_What is being asked_: Count how many lines hold the string "State". Answer with that number and nothing more.

_Source records_:

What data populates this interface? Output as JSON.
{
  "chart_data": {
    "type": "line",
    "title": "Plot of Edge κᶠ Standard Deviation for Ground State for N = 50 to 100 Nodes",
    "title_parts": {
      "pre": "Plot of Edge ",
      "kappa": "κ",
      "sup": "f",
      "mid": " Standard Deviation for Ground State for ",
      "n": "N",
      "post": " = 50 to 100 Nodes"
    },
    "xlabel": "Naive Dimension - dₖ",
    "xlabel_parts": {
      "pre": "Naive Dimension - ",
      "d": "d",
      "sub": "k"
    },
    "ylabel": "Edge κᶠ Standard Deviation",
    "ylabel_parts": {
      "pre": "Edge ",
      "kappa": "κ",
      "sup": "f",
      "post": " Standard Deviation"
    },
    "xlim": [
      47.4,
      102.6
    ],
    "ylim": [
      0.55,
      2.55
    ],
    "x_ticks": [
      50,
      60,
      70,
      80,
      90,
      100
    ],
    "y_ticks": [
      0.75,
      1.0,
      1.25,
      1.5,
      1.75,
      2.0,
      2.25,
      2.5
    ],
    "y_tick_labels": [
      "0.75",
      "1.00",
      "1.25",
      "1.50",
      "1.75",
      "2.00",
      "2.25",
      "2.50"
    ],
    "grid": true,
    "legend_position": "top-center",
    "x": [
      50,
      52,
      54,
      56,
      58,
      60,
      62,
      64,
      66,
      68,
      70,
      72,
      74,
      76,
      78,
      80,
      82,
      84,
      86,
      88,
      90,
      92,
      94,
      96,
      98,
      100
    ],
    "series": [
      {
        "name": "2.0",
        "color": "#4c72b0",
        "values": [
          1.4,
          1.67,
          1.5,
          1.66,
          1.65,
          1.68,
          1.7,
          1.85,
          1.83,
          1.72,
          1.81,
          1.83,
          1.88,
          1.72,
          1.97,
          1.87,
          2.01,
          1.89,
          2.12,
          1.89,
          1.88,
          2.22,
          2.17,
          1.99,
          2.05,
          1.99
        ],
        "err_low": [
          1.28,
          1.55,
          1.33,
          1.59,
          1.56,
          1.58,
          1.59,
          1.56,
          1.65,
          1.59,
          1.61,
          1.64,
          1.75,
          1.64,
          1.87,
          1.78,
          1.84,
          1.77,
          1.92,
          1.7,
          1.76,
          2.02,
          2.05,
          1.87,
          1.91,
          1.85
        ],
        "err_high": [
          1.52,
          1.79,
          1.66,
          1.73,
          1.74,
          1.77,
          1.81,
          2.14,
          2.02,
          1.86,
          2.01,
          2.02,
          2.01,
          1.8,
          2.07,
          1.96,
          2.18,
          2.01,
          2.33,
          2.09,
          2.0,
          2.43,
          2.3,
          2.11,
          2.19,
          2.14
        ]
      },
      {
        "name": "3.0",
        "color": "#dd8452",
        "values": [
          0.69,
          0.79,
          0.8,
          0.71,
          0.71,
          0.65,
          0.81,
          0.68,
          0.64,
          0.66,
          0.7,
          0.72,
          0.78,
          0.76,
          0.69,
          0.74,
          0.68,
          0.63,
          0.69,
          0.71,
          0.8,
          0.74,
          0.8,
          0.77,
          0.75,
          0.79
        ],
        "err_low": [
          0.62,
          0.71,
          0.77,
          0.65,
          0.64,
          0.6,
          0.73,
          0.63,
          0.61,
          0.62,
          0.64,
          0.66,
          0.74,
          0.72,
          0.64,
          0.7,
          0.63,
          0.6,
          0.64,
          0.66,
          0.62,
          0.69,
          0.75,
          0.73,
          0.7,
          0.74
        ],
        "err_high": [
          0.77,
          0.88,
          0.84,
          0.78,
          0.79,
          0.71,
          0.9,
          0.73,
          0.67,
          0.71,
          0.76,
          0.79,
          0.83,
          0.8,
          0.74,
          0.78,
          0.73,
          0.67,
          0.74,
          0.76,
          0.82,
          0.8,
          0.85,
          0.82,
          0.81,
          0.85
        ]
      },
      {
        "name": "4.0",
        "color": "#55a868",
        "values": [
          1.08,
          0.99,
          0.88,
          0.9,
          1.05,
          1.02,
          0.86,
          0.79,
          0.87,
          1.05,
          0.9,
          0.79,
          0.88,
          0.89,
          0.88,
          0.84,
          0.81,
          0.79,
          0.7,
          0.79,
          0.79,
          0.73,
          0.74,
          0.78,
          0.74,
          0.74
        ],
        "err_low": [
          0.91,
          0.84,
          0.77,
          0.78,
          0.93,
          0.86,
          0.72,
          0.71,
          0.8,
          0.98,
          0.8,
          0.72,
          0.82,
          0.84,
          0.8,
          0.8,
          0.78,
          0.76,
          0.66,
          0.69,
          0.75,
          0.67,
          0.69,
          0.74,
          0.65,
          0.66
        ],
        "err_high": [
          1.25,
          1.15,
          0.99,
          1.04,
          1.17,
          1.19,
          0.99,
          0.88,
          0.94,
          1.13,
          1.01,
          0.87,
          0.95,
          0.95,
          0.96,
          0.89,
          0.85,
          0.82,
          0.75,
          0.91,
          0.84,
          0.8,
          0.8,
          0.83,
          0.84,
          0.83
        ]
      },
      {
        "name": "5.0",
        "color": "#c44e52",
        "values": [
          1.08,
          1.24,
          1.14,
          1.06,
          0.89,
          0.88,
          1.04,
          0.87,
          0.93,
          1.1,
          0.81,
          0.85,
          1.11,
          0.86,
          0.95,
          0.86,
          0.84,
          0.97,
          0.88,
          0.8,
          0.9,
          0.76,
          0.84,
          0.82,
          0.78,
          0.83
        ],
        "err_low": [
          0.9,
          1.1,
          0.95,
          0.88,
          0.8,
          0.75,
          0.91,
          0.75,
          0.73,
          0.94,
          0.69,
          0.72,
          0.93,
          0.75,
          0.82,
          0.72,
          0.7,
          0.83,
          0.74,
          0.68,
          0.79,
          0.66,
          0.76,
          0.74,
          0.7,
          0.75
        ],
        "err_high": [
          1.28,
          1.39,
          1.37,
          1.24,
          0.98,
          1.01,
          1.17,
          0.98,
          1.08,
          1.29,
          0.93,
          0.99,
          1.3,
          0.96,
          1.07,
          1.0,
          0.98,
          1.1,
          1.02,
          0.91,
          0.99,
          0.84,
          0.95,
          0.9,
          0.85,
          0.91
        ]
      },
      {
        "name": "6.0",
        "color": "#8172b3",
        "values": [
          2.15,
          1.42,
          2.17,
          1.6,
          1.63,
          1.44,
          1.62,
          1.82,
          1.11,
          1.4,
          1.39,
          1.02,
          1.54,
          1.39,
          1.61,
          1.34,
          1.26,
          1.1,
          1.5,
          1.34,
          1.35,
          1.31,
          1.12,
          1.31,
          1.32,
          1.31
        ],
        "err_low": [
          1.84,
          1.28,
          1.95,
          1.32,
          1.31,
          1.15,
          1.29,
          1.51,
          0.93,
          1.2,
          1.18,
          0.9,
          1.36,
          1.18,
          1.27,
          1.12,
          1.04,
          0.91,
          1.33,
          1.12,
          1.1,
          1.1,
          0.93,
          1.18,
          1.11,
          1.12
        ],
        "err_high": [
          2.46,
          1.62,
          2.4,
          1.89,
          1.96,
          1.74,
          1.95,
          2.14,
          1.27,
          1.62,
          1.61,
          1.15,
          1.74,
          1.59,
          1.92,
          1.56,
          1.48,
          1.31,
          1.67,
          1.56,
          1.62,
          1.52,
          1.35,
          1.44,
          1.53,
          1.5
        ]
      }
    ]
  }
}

_Result of the task_: 2